--- Begin ---
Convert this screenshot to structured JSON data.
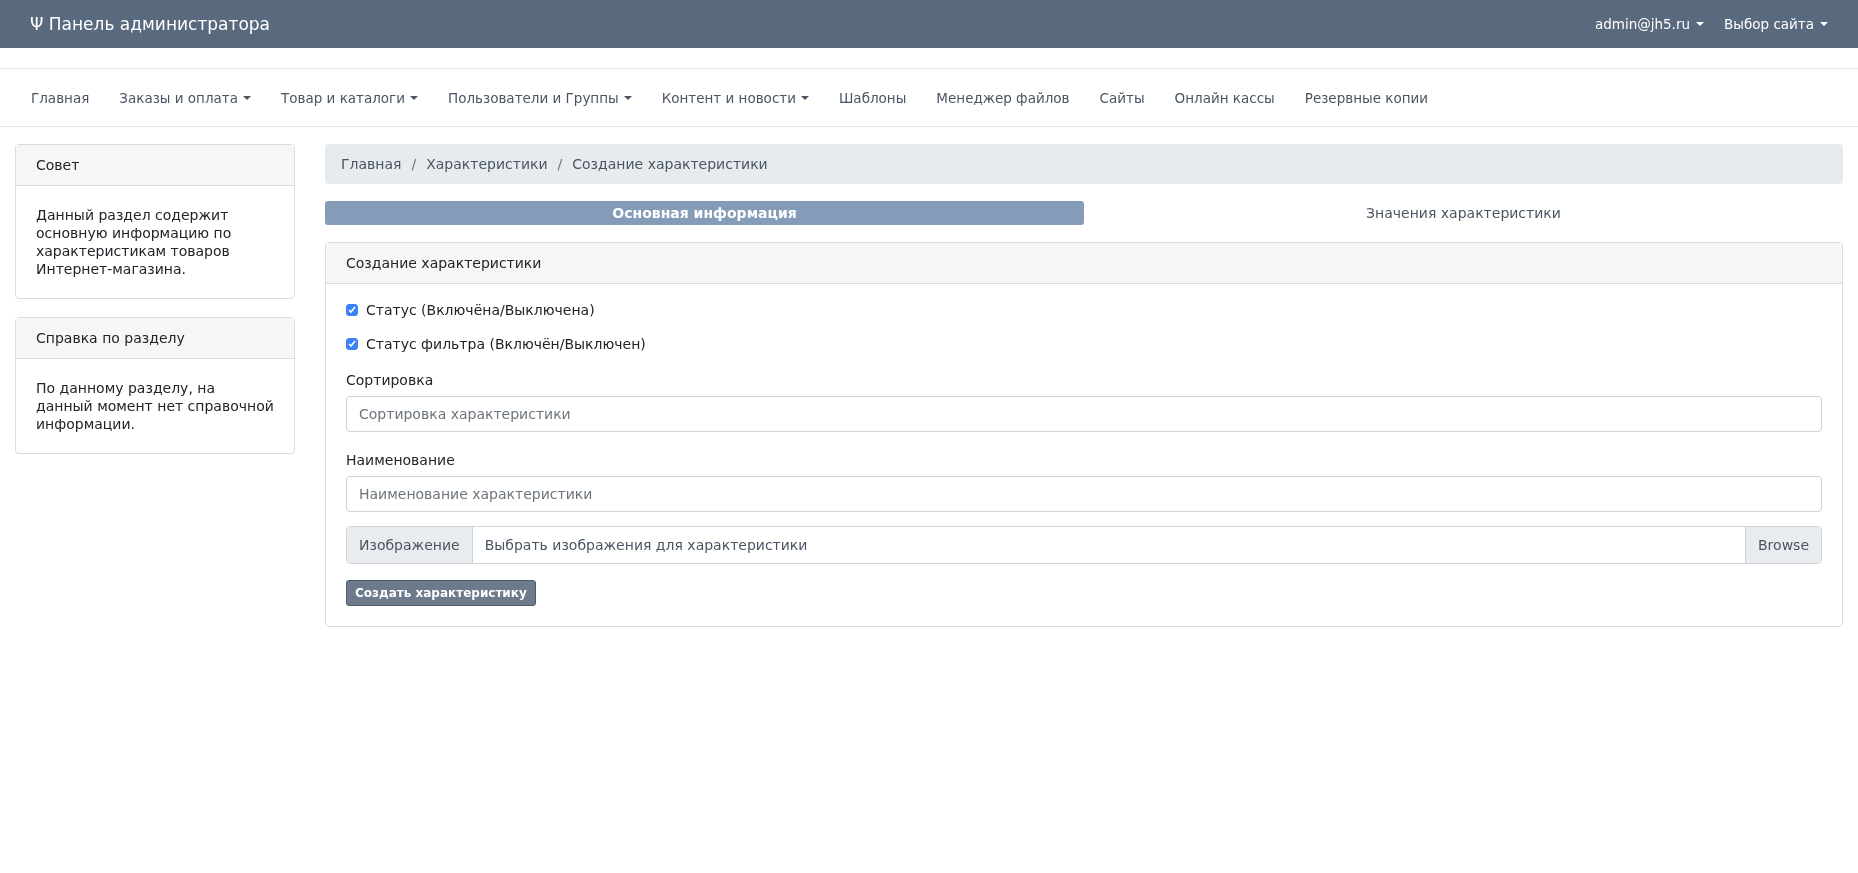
{
  "header": {
    "title": "Ψ Панель администратора",
    "user_menu": "admin@jh5.ru",
    "site_menu": "Выбор сайта"
  },
  "nav": [
    {
      "label": "Главная",
      "dropdown": false
    },
    {
      "label": "Заказы и оплата",
      "dropdown": true
    },
    {
      "label": "Товар и каталоги",
      "dropdown": true
    },
    {
      "label": "Пользователи и Группы",
      "dropdown": true
    },
    {
      "label": "Контент и новости",
      "dropdown": true
    },
    {
      "label": "Шаблоны",
      "dropdown": false
    },
    {
      "label": "Менеджер файлов",
      "dropdown": false
    },
    {
      "label": "Сайты",
      "dropdown": false
    },
    {
      "label": "Онлайн кассы",
      "dropdown": false
    },
    {
      "label": "Резервные копии",
      "dropdown": false
    }
  ],
  "sidebar": [
    {
      "title": "Совет",
      "text": "Данный раздел содержит основную информацию по характеристикам товаров Интернет-магазина."
    },
    {
      "title": "Справка по разделу",
      "text": "По данному разделу, на данный момент нет справочной информации."
    }
  ],
  "breadcrumb": {
    "separator": "/",
    "items": [
      "Главная",
      "Характеристики",
      "Создание характеристики"
    ]
  },
  "tabs": [
    {
      "label": "Основная информация",
      "selected": true
    },
    {
      "label": "Значения характеристики",
      "selected": false
    }
  ],
  "form": {
    "title": "Создание характеристики",
    "checkboxes": [
      {
        "label": "Статус (Включёна/Выключена)",
        "checked": true
      },
      {
        "label": "Статус фильтра (Включён/Выключен)",
        "checked": true
      }
    ],
    "fields": [
      {
        "label": "Сортировка",
        "placeholder": "Сортировка характеристики"
      },
      {
        "label": "Наименование",
        "placeholder": "Наименование характеристики"
      }
    ],
    "file": {
      "prefix": "Изображение",
      "placeholder": "Выбрать изображения для характеристики",
      "button": "Browse"
    },
    "submit": "Создать характеристику"
  }
}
--- End ---
Work instructions »
Copy out all of the material exactly as written, without its pictures.

Task answer »
Convert this screenshot to structured JSON data.
{
  "header": {
    "title": "Ψ Панель администратора",
    "user_menu": "admin@jh5.ru",
    "site_menu": "Выбор сайта"
  },
  "nav": [
    {
      "label": "Главная",
      "dropdown": false
    },
    {
      "label": "Заказы и оплата",
      "dropdown": true
    },
    {
      "label": "Товар и каталоги",
      "dropdown": true
    },
    {
      "label": "Пользователи и Группы",
      "dropdown": true
    },
    {
      "label": "Контент и новости",
      "dropdown": true
    },
    {
      "label": "Шаблоны",
      "dropdown": false
    },
    {
      "label": "Менеджер файлов",
      "dropdown": false
    },
    {
      "label": "Сайты",
      "dropdown": false
    },
    {
      "label": "Онлайн кассы",
      "dropdown": false
    },
    {
      "label": "Резервные копии",
      "dropdown": false
    }
  ],
  "sidebar": [
    {
      "title": "Совет",
      "text": "Данный раздел содержит основную информацию по характеристикам товаров Интернет-магазина."
    },
    {
      "title": "Справка по разделу",
      "text": "По данному разделу, на данный момент нет справочной информации."
    }
  ],
  "breadcrumb": {
    "separator": "/",
    "items": [
      "Главная",
      "Характеристики",
      "Создание характеристики"
    ]
  },
  "tabs": [
    {
      "label": "Основная информация",
      "selected": true
    },
    {
      "label": "Значения характеристики",
      "selected": false
    }
  ],
  "form": {
    "title": "Создание характеристики",
    "checkboxes": [
      {
        "label": "Статус (Включёна/Выключена)",
        "checked": true
      },
      {
        "label": "Статус фильтра (Включён/Выключен)",
        "checked": true
      }
    ],
    "fields": [
      {
        "label": "Сортировка",
        "placeholder": "Сортировка характеристики"
      },
      {
        "label": "Наименование",
        "placeholder": "Наименование характеристики"
      }
    ],
    "file": {
      "prefix": "Изображение",
      "placeholder": "Выбрать изображения для характеристики",
      "button": "Browse"
    },
    "submit": "Создать характеристику"
  }
}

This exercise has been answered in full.